::: SOURCE TEXT :::
Read an Excerpt
Things I Wish My Mother Taught Me
15 Strategies to Uncover Your Happiness
By SUZANNE RIVARD Balboa Press
Copyright © 2014 Suzanne Rivard
All rights reserved.
ISBN: 978-1-4525-8318-1
CHAPTER 1
Start with Gratitude
Gratitude is the best attitude.
—Anonymous
Everything starts with gratitude!
Too often we're caught up in our everyday lives. We're busy and never take time to slow down, to appreciate the beauty and all we have. Most of us in the western part of the world are extremely fortunate. We don't have to worry about food, clothing, shelter, or safety. Our fundamental needs are met. This is not true in other parts of the world.
Here we're trying to keep up with everyone else, acquiring material wealth for status, buying the latest gadget or upgrading our homes—all to make us feel better about ourselves. We feel the need to be the best, often at the expense of others. It's all about being number one and survival of the fittest. Having the lifestyle you desire is wonderful, but don't get lost in it or become defined by it.
Do you take the time to appreciate the people and things you're grateful for in your life?
You could be the most negative person in the world and think that nothing will ever change. That's not true. If you start being grateful for the people and things in your life, you'll begin to look at your life differently. Instead of seeing the negative in people or things, you'll start noticing the positive, the beauty. Your life will feel abundant. This is why you hear people talking about the importance of gratitude.
When you're great at noticing positive aspects in people and things, some may call you a Pollyanna. Don't let that deter you. Thank them for the compliment. Wouldn't you rather view your life as a place full of abundance and beauty than a place of negativity and despair?
I have had the privilege to travel to many places in the world. When I was in Indonesia, I was invited to a local Hindu wedding. It was in a remote village. Before the wedding my friend and I visited his family's home up in the mountains. The scenery was amazing, but that's not what stuck with me. Compared to western standards, the family has very little. Some would even say they're underprivileged and have a horrible life. Yet they were some of the happiest people I have met. They were grateful for the people and things in their lives and not focused on what they didn't have. They radiated happiness.
If you want to live a life of happiness, begin by noticing and appreciating the abundance and beauty that are already in your life; be in a place of gratitude.
Exercise
A great way to appreciate what you have is to keep a gratitude journal. You'll find many resources on what a gratitude journal should be or contain. I have pulled together what I believe to be the best of the best. Adjust the content to meet your needs and desires. For instance, a client of mine preferred to keep a happy journal rather than a gratitude journal.
::: DATASET RECORDS :::
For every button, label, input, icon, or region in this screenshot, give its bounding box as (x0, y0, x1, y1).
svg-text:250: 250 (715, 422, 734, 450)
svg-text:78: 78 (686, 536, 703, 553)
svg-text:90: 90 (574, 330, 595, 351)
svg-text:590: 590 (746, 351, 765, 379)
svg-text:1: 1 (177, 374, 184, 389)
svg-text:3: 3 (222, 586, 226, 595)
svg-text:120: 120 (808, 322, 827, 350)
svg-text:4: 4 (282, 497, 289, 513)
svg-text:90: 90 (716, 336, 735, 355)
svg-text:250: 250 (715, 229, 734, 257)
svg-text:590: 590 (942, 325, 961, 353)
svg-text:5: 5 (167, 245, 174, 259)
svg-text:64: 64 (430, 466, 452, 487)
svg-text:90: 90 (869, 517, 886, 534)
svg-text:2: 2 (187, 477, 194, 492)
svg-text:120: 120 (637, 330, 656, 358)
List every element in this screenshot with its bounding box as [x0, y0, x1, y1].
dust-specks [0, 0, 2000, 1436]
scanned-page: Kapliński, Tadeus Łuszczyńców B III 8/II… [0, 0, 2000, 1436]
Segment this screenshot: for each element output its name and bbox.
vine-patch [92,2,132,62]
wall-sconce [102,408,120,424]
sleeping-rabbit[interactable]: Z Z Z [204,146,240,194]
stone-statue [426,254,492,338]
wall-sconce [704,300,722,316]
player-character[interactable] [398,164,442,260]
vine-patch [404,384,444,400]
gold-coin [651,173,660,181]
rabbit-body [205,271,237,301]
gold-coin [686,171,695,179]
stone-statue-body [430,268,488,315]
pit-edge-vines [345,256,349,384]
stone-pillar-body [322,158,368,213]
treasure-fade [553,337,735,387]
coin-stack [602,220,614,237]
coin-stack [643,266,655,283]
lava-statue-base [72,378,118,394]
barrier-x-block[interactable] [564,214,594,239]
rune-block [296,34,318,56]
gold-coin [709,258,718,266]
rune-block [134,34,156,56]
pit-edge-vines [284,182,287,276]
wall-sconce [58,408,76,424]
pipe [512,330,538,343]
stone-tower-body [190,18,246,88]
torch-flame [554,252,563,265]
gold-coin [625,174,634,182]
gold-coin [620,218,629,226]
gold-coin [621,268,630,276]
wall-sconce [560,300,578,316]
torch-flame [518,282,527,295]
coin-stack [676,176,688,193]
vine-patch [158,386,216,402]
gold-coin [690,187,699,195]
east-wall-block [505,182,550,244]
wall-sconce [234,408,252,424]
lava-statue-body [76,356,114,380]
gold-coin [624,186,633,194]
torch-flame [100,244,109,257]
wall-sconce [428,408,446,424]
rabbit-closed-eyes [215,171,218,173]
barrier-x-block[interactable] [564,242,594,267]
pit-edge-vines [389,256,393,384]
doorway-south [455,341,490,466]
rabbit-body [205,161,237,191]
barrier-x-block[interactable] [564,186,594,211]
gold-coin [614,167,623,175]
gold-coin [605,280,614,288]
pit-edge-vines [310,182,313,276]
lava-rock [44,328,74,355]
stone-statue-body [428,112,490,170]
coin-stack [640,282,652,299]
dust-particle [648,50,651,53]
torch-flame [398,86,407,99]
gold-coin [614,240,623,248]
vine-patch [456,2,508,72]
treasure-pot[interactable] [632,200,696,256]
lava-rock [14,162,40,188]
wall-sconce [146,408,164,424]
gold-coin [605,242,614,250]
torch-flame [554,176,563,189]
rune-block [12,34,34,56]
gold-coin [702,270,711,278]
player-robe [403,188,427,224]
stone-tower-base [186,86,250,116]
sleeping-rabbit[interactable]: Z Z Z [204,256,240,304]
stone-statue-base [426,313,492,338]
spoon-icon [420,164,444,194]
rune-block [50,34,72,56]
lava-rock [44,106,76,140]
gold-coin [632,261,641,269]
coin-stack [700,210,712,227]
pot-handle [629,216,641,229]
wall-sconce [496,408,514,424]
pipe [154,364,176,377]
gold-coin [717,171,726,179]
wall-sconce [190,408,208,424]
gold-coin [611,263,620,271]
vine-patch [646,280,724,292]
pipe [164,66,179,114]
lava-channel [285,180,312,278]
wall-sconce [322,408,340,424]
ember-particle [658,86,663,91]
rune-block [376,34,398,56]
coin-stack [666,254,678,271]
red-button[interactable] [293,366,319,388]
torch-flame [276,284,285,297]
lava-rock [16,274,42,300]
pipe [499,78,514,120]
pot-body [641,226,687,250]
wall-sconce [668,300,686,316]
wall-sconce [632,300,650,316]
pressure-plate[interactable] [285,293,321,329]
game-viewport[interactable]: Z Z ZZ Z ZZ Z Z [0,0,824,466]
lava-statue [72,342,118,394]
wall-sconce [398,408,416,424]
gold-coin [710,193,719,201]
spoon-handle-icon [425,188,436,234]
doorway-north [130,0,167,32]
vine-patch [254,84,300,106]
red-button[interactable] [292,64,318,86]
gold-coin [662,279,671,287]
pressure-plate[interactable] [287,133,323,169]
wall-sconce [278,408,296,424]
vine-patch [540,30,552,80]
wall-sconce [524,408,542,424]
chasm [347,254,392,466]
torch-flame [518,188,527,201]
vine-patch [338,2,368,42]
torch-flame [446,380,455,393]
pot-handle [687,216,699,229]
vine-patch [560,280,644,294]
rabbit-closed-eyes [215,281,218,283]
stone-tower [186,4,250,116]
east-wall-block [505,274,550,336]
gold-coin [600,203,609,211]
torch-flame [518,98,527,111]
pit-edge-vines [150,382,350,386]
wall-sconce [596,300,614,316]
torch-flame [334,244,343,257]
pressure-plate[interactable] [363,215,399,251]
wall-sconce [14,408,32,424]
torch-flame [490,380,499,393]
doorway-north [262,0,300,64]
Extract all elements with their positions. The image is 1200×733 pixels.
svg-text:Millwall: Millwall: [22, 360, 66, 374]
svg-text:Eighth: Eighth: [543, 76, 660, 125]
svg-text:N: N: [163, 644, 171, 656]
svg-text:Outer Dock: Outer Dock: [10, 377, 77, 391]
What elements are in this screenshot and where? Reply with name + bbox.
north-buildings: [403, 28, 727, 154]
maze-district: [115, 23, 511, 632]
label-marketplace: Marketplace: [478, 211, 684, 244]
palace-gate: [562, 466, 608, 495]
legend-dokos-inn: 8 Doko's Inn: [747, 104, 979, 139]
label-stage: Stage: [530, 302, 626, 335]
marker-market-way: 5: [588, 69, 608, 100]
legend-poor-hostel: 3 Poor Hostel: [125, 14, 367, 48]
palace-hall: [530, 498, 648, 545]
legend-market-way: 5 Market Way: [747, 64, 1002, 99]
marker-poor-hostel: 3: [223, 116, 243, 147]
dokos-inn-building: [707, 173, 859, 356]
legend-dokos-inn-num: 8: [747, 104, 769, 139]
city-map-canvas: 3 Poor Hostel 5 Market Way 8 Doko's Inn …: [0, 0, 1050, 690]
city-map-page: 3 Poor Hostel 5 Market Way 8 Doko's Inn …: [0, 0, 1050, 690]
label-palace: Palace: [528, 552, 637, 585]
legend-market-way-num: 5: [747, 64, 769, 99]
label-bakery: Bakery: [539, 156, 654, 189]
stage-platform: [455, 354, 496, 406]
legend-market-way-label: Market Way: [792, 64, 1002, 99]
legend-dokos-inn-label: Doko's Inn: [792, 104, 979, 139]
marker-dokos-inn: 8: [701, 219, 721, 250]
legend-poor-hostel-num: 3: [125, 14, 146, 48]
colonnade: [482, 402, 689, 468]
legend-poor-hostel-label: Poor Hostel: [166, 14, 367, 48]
:::
DO THIS – Write the next part of the book excerpt on gratitude, picking up right after its last sentence. The material here comes from a different source than the text.

ANSWER TO THIS PROBLEM –
1. Get yourself a journal and write down things you're grateful for.
2. For the next thirty days, every day write down five (more if you're inspired) people or things you're grateful for.
It takes twenty-one days to form a habit. By completing this exercise for thirty days, you're giving yourself the opportunity to shifttoward a life of abundance and happiness.
3. Gratitude is not about you; it's about people and things in your life.
4. It's important to write down the gratitude.
This gets you completely focused on one thought, the gratitude. It gives the gratitude power, a higher energetic vibration. The higher the vibration, the more you'll attract people and things to be grateful for.
5. The gratitude should be as specific as possible.
The more specific you get, the more energy you put behind the grateful feelings you're having. Try to be specific to the point where if you read it in the future, you can remember the actual moment.
6. After you have written the gratitude, read it out loud to yourself and feel the gratitude.
Feeling gratitude brings more of it into your life.
7. Some people struggle with this activity. If this is you, start small, but start. Write one or two gratitudes per day, in more general wording, and build up from there.
8. Challenge yourself to not repeat your gratitudes. Make each and every one of them unique.
When you're feeling ungrateful or down, pick up your gratitude journal and read to yourself out loud what you have written. It will remind you of special moments and people in your life. It will shift you into feelings of gratitude—a higher energetic vibration.
Esther and Jerry Hicks introduced the teachings of Abraham and the Law of Attraction in the book Ask and It Is Given. These teachings are the foundation of the movie The Secret. Based on Abraham's teachings, it takes seventeen seconds to start shifting your vibration toward gratitude, and sixty-eight seconds for the vibration to be strong enough to start attracting more people and things to be grateful for in your life. Take your time, read, and deeply feel the energetic vibration of gratitude.
Tip: A gratitude journal is a great tool to use all the time, not just for thirty days.
CHAPTER 2
Change Your Perception of the World
If you don't like something, change it; if you can't change it, change the way you think about it.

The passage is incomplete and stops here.